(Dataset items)

________________________

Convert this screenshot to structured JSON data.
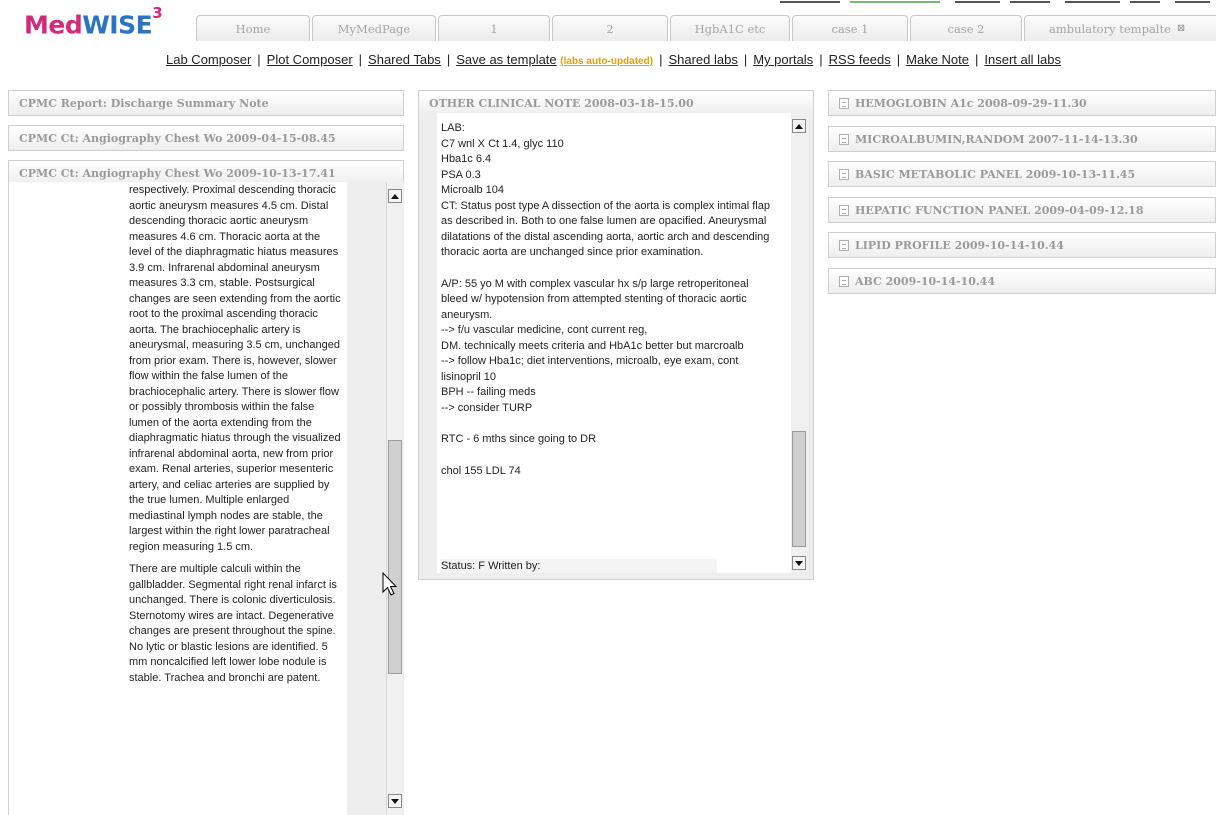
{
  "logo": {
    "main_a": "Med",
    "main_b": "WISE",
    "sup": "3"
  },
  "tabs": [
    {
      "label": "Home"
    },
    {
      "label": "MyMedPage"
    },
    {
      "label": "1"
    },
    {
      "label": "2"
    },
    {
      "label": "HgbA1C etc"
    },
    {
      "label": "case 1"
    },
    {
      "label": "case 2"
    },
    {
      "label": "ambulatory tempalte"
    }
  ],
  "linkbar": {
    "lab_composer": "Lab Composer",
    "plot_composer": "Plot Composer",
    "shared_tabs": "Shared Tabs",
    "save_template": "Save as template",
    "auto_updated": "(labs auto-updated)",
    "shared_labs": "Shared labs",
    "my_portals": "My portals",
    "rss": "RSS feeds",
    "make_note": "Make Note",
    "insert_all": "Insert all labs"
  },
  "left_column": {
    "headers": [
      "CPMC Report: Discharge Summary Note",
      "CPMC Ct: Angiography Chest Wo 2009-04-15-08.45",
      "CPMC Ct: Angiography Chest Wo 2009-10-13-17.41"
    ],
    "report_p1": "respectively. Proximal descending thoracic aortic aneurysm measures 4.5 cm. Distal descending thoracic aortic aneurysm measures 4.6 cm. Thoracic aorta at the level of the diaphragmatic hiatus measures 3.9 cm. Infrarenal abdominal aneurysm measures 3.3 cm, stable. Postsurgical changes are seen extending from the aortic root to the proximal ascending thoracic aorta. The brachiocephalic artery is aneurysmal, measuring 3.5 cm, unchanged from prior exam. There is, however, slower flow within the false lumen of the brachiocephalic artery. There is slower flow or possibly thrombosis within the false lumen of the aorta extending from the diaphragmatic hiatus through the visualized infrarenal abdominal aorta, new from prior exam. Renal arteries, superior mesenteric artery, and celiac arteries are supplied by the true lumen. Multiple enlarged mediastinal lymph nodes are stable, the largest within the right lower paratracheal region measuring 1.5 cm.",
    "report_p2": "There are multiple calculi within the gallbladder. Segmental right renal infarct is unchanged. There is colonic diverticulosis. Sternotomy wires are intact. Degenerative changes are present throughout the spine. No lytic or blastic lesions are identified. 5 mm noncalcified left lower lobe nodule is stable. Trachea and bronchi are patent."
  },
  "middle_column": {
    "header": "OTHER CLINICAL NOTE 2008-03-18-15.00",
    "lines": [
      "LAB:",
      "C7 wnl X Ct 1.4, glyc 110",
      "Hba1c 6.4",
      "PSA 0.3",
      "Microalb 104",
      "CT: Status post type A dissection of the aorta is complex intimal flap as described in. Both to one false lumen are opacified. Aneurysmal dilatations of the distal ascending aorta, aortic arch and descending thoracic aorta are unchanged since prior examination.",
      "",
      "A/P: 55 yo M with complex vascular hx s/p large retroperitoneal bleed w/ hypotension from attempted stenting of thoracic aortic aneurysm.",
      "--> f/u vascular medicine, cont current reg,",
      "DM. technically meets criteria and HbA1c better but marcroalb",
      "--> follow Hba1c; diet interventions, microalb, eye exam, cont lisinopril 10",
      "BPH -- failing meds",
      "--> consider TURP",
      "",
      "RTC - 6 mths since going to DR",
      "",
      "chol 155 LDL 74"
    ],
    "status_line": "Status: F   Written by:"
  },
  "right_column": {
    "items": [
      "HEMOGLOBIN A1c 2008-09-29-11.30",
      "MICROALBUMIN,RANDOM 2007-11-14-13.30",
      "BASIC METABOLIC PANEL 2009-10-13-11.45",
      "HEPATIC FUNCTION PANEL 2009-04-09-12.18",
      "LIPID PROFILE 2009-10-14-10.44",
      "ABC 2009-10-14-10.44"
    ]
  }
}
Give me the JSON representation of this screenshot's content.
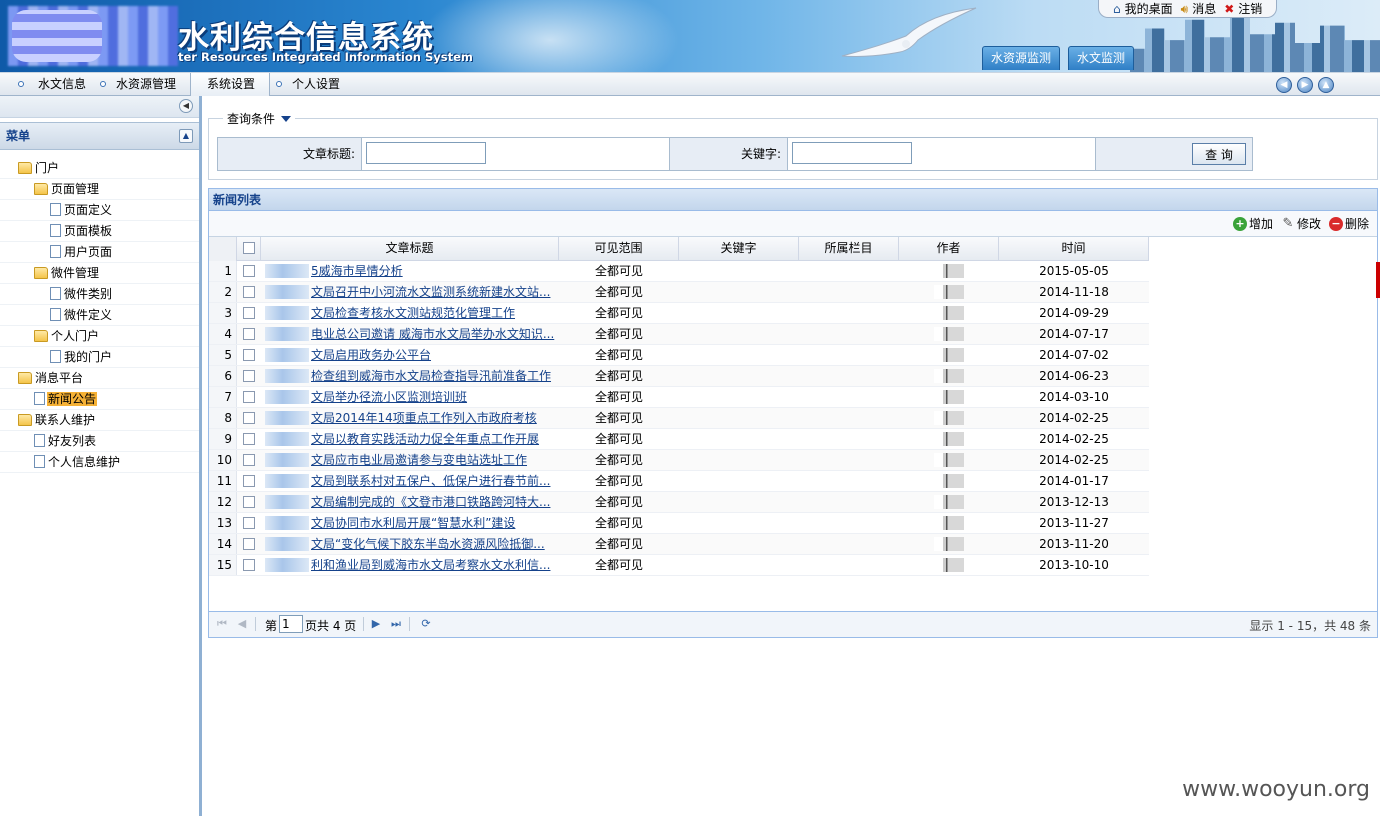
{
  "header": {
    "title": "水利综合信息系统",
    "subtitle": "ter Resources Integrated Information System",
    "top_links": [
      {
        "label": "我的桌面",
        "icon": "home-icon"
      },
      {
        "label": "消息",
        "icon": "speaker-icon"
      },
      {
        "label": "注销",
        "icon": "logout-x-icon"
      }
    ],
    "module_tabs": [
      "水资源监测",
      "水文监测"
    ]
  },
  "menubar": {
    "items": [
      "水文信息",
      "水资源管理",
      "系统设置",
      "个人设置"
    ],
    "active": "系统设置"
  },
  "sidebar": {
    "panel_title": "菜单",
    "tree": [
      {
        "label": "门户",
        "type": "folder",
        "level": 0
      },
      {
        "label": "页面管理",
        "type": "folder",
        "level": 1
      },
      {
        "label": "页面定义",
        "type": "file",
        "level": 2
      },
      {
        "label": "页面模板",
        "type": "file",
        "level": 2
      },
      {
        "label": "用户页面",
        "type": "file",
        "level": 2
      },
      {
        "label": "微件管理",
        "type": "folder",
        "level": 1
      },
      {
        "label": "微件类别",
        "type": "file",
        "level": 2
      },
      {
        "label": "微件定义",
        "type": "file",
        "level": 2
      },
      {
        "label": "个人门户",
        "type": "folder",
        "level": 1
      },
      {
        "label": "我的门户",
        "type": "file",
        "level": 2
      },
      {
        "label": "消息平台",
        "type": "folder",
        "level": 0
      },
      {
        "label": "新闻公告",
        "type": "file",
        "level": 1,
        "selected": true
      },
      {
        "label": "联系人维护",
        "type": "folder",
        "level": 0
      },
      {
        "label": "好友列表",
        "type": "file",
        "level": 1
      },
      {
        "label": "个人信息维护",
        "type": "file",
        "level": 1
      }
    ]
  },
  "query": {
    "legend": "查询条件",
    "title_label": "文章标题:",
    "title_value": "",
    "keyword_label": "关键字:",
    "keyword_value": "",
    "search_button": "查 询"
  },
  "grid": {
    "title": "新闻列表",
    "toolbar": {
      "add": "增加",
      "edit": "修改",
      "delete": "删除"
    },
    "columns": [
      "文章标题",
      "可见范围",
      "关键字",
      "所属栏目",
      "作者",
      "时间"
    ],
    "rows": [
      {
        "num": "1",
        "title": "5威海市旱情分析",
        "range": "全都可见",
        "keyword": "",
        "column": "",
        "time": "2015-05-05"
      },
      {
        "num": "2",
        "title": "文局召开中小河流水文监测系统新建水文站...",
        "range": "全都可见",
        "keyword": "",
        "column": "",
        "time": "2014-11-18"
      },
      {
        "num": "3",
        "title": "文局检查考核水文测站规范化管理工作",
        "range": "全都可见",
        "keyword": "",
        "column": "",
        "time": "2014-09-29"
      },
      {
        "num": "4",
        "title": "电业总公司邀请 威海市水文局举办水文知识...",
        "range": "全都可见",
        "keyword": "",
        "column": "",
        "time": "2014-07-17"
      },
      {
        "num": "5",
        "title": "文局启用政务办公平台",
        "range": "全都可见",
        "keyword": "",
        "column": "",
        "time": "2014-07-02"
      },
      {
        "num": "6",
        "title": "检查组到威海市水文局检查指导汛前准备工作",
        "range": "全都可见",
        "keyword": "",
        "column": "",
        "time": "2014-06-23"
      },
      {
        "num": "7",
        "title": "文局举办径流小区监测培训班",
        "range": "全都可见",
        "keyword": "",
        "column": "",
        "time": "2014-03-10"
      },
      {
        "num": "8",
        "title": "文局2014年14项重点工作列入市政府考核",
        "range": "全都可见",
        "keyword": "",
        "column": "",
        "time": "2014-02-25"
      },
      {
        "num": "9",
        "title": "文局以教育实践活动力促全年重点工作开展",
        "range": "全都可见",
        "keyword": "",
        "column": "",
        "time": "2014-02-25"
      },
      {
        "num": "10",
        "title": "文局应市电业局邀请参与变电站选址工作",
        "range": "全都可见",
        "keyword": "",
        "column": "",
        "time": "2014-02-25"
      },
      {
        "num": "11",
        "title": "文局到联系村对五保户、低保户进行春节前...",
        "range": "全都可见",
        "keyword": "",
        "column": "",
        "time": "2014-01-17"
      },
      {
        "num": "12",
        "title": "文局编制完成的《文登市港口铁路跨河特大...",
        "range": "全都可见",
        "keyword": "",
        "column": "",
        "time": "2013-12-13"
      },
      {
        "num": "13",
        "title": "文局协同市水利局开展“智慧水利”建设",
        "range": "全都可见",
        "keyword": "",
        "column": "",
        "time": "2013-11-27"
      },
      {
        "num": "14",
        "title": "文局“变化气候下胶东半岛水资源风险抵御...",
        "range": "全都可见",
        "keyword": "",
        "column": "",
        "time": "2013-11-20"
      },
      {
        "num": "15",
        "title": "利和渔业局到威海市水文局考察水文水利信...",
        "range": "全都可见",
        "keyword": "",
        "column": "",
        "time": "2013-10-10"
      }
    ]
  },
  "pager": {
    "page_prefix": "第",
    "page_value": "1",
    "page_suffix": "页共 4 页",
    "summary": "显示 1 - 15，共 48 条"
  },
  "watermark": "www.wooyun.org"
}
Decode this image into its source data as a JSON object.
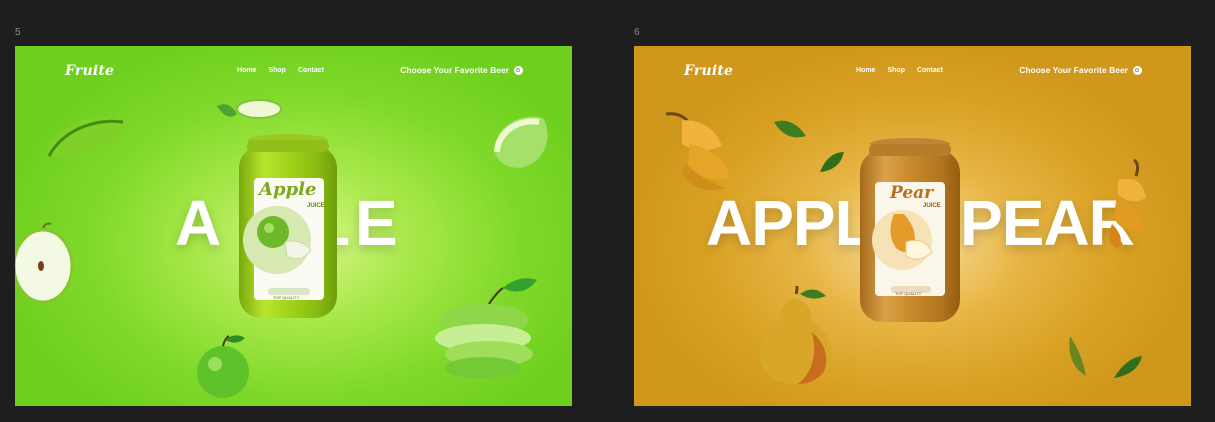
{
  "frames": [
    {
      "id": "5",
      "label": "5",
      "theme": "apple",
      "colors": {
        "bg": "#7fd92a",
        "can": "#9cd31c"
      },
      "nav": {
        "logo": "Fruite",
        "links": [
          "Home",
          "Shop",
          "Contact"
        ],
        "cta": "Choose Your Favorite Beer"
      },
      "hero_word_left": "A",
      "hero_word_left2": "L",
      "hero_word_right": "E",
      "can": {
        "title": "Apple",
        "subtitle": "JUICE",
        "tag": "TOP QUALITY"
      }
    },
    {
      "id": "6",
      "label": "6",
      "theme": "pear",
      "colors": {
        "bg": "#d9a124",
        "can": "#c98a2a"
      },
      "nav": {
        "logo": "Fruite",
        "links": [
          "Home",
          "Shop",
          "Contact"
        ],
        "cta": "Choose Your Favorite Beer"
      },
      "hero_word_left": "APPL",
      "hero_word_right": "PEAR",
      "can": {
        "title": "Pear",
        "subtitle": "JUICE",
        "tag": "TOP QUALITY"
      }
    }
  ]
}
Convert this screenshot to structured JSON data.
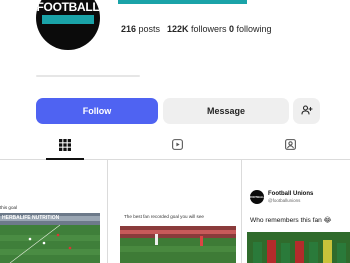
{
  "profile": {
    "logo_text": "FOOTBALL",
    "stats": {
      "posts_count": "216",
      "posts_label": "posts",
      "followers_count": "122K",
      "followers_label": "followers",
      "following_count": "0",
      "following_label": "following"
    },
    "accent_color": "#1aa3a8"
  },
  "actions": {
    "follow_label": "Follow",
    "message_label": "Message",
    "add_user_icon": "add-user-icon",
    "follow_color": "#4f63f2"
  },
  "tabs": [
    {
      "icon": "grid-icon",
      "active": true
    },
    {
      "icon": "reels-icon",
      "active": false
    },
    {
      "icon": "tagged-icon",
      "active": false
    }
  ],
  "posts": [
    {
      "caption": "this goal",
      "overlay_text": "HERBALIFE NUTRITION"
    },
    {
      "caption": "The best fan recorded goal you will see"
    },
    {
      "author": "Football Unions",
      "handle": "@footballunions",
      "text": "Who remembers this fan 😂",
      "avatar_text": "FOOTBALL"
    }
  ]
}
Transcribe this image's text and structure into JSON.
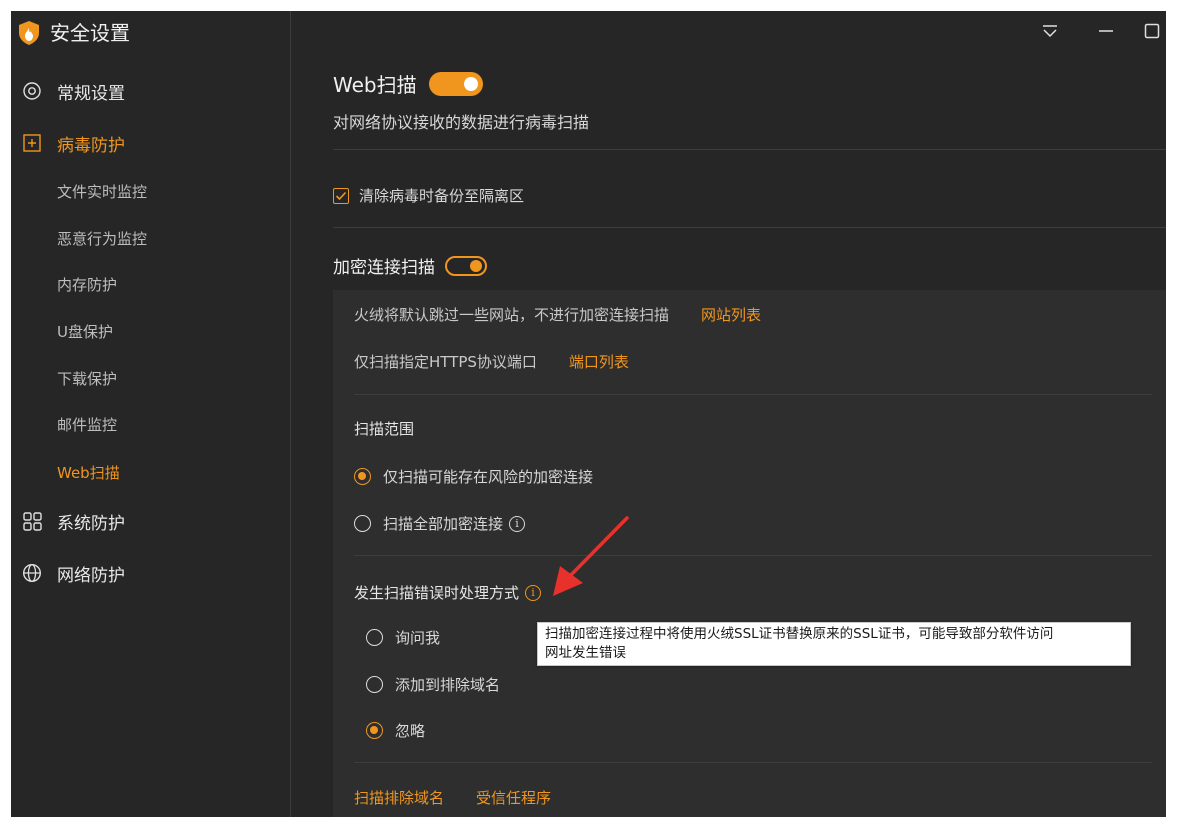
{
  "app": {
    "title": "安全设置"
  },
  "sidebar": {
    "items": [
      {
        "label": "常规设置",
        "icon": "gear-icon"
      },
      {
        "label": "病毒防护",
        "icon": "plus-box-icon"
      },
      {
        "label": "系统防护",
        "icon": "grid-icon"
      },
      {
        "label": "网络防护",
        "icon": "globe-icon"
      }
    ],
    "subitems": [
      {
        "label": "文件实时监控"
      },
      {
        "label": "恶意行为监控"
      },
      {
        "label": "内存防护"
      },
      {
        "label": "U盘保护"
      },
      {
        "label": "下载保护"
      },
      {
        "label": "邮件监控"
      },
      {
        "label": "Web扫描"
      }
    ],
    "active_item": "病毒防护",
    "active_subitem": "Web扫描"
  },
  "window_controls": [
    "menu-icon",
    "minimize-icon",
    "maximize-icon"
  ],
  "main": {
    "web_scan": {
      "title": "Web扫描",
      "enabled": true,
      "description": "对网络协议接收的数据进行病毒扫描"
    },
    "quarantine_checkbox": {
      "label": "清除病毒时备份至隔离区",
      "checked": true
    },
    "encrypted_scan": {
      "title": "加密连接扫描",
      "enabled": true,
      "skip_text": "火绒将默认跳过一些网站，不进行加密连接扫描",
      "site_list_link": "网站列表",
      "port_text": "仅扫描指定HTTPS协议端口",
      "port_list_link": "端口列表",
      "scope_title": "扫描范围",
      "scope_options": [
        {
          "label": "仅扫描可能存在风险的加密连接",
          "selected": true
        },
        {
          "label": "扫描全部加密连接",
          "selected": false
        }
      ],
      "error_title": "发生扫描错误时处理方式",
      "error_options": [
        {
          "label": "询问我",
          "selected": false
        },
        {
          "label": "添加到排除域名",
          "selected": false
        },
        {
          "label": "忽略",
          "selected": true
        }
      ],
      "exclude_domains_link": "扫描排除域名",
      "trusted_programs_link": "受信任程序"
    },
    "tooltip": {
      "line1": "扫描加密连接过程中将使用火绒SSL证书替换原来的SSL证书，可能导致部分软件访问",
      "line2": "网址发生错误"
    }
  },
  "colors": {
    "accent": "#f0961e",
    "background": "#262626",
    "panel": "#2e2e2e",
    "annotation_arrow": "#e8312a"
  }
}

________________________

Exercise aim: Gather each line in these records that contains the string "goal".

Written answer:
      "caption": "this goal",
      "caption": "The best fan recorded goal you will see"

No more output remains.